## Your instructions
How many lines hold the string "marker"? Give only the number.

## Exercise materials
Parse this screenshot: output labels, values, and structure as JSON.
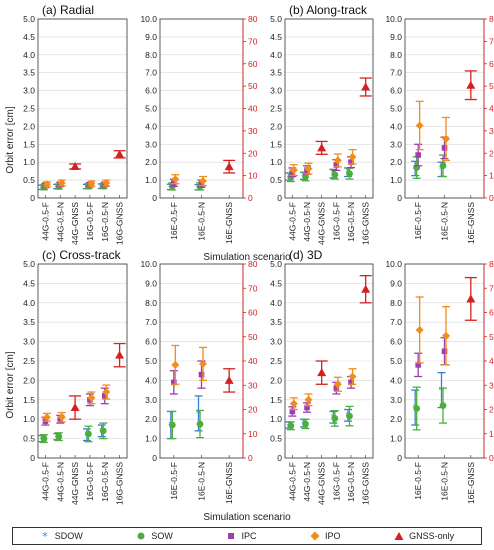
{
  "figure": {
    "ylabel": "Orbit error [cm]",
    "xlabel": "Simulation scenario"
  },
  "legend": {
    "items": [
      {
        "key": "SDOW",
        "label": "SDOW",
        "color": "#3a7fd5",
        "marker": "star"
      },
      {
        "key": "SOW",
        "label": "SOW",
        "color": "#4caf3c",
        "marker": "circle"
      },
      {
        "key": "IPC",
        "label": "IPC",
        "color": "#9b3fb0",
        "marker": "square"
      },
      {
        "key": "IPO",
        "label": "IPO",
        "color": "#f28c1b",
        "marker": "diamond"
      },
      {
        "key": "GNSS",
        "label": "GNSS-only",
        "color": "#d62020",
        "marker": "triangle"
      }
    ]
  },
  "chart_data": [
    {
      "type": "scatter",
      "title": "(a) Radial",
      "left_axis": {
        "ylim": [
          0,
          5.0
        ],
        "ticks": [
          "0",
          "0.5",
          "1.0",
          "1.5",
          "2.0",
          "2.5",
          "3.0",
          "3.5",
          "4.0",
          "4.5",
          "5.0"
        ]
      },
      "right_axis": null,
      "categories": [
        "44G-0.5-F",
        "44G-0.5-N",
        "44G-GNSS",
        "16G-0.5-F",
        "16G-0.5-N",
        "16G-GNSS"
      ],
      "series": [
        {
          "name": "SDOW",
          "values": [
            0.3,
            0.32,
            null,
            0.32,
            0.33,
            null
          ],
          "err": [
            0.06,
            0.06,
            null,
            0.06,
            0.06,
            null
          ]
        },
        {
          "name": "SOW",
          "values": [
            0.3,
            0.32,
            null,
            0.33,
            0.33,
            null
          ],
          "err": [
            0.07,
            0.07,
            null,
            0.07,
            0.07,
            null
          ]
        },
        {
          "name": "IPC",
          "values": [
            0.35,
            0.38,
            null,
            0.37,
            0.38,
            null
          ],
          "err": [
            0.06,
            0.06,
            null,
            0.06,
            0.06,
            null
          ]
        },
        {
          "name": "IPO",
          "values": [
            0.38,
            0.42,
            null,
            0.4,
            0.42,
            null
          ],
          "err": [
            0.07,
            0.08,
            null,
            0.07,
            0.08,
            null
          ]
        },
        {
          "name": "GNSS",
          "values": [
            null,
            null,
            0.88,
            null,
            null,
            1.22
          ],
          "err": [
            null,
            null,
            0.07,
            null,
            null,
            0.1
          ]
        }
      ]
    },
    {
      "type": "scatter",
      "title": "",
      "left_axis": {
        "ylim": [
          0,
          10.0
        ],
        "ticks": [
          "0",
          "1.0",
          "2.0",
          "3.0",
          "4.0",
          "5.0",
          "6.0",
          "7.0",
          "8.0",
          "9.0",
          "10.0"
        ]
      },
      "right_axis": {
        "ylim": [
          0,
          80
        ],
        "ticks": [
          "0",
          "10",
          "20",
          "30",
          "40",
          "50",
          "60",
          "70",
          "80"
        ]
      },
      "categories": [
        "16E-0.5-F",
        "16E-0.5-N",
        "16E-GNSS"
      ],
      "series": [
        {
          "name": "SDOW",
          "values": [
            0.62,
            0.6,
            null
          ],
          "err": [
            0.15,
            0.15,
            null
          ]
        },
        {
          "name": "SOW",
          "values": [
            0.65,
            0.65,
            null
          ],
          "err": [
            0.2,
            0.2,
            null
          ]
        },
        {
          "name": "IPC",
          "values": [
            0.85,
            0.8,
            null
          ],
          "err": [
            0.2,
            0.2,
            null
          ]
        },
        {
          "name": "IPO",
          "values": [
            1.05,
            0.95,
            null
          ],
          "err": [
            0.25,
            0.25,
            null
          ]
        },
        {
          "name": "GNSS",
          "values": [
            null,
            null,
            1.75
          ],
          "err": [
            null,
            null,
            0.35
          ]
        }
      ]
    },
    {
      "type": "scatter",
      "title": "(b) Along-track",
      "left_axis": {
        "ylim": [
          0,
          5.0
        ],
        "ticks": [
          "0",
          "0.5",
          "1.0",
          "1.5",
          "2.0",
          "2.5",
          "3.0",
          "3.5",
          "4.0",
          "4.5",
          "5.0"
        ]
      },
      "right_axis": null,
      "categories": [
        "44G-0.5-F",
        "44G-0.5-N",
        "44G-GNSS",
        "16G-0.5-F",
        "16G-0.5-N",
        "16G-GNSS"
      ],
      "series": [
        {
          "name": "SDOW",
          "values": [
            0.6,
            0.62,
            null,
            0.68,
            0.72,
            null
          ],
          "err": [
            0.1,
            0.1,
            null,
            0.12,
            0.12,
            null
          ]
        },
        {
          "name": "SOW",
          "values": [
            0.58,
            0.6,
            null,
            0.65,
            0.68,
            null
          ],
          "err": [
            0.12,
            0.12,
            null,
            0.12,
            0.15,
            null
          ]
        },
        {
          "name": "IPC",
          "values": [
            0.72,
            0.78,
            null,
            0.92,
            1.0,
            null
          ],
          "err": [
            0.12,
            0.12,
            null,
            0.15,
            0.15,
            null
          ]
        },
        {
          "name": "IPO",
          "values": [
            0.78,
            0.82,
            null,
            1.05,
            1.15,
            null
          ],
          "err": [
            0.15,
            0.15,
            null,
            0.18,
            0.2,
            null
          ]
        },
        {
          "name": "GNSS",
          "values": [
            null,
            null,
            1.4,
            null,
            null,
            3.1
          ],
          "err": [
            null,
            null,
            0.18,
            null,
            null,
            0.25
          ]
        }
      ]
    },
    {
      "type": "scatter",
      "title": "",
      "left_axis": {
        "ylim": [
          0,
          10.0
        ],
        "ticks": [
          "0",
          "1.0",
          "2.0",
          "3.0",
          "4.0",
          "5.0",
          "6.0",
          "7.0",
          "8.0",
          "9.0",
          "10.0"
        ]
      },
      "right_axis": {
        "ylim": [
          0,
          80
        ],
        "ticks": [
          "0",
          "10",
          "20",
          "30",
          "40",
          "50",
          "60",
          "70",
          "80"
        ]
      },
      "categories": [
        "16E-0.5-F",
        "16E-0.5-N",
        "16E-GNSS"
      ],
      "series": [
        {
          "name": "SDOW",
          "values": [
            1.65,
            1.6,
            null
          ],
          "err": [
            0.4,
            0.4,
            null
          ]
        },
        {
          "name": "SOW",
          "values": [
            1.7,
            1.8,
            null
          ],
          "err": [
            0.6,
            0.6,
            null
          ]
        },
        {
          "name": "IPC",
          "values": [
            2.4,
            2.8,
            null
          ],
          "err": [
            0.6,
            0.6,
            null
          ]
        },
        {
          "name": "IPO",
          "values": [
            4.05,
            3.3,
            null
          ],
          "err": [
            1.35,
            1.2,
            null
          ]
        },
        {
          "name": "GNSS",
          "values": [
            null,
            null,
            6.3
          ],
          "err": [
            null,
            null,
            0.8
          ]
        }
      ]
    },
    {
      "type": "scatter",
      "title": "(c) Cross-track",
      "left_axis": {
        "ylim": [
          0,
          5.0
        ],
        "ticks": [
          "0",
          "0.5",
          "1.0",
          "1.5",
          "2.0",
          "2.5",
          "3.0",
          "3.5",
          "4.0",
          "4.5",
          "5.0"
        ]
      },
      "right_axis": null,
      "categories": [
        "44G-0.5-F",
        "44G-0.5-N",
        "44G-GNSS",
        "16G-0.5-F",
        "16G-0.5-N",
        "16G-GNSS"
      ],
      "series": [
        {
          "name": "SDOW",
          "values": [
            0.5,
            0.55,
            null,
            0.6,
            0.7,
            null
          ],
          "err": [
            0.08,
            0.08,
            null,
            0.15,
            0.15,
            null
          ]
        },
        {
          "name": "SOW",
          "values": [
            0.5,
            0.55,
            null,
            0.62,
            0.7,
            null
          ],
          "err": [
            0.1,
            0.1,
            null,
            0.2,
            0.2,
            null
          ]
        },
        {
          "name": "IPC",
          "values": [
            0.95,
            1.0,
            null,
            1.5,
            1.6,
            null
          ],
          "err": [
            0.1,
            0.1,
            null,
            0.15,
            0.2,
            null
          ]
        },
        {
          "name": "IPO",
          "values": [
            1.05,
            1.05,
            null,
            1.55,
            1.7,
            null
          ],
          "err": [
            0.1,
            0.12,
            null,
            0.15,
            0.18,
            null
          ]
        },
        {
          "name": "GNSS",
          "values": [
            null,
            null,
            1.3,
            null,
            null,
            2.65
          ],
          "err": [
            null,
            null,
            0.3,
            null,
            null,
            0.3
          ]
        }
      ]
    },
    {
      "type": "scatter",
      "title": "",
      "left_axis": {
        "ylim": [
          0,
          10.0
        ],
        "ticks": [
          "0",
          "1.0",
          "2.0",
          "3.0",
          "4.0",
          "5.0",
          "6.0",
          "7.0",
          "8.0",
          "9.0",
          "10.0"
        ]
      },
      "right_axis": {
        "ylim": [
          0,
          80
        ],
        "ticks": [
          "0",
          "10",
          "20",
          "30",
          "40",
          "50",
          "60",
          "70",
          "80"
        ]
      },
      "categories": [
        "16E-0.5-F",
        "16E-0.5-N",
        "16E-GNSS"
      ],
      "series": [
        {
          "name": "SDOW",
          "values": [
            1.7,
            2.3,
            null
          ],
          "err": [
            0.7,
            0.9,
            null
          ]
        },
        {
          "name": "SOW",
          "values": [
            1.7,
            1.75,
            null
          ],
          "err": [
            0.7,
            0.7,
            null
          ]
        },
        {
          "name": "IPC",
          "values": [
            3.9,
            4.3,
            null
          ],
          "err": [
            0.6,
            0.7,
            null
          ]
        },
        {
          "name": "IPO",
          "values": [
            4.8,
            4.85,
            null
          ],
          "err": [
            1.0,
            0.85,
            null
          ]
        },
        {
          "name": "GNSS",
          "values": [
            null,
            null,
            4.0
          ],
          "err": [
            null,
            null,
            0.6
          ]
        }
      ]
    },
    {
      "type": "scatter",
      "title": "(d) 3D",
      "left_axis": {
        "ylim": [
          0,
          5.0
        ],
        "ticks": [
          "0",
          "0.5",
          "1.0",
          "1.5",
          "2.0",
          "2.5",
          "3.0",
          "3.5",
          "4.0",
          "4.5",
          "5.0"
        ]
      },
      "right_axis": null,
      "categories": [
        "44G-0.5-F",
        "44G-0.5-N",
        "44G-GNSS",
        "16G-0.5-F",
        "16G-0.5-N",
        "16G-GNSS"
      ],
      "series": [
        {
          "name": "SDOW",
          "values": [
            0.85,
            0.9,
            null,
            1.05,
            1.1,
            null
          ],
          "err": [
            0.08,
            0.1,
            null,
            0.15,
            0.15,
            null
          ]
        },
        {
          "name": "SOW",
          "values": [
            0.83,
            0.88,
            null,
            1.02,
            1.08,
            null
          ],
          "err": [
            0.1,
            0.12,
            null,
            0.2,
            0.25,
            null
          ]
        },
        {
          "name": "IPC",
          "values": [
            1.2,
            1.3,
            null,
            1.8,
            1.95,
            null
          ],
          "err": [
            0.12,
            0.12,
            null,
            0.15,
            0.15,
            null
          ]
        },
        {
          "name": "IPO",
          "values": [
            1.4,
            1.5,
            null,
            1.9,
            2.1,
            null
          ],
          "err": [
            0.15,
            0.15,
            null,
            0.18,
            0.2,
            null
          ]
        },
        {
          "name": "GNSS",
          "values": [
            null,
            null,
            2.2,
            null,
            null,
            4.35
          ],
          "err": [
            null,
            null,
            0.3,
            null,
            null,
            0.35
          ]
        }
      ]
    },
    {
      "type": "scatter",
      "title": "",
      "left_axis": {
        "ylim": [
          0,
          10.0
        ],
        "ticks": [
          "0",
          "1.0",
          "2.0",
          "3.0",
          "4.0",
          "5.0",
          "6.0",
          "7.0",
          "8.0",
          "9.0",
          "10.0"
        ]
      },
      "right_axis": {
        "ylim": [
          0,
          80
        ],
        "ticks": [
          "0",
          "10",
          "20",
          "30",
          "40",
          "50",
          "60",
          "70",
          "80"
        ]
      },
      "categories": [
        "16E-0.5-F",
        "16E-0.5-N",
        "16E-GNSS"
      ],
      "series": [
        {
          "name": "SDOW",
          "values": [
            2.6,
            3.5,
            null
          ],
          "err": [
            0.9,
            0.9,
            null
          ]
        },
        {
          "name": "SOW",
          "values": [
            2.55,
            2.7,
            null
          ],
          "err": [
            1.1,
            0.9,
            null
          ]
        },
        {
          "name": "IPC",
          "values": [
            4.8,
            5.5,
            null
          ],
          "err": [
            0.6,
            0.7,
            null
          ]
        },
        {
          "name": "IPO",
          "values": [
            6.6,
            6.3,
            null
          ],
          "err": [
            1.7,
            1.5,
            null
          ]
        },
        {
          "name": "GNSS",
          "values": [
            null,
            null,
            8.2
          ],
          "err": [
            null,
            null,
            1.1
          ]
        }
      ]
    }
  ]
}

## Task output
5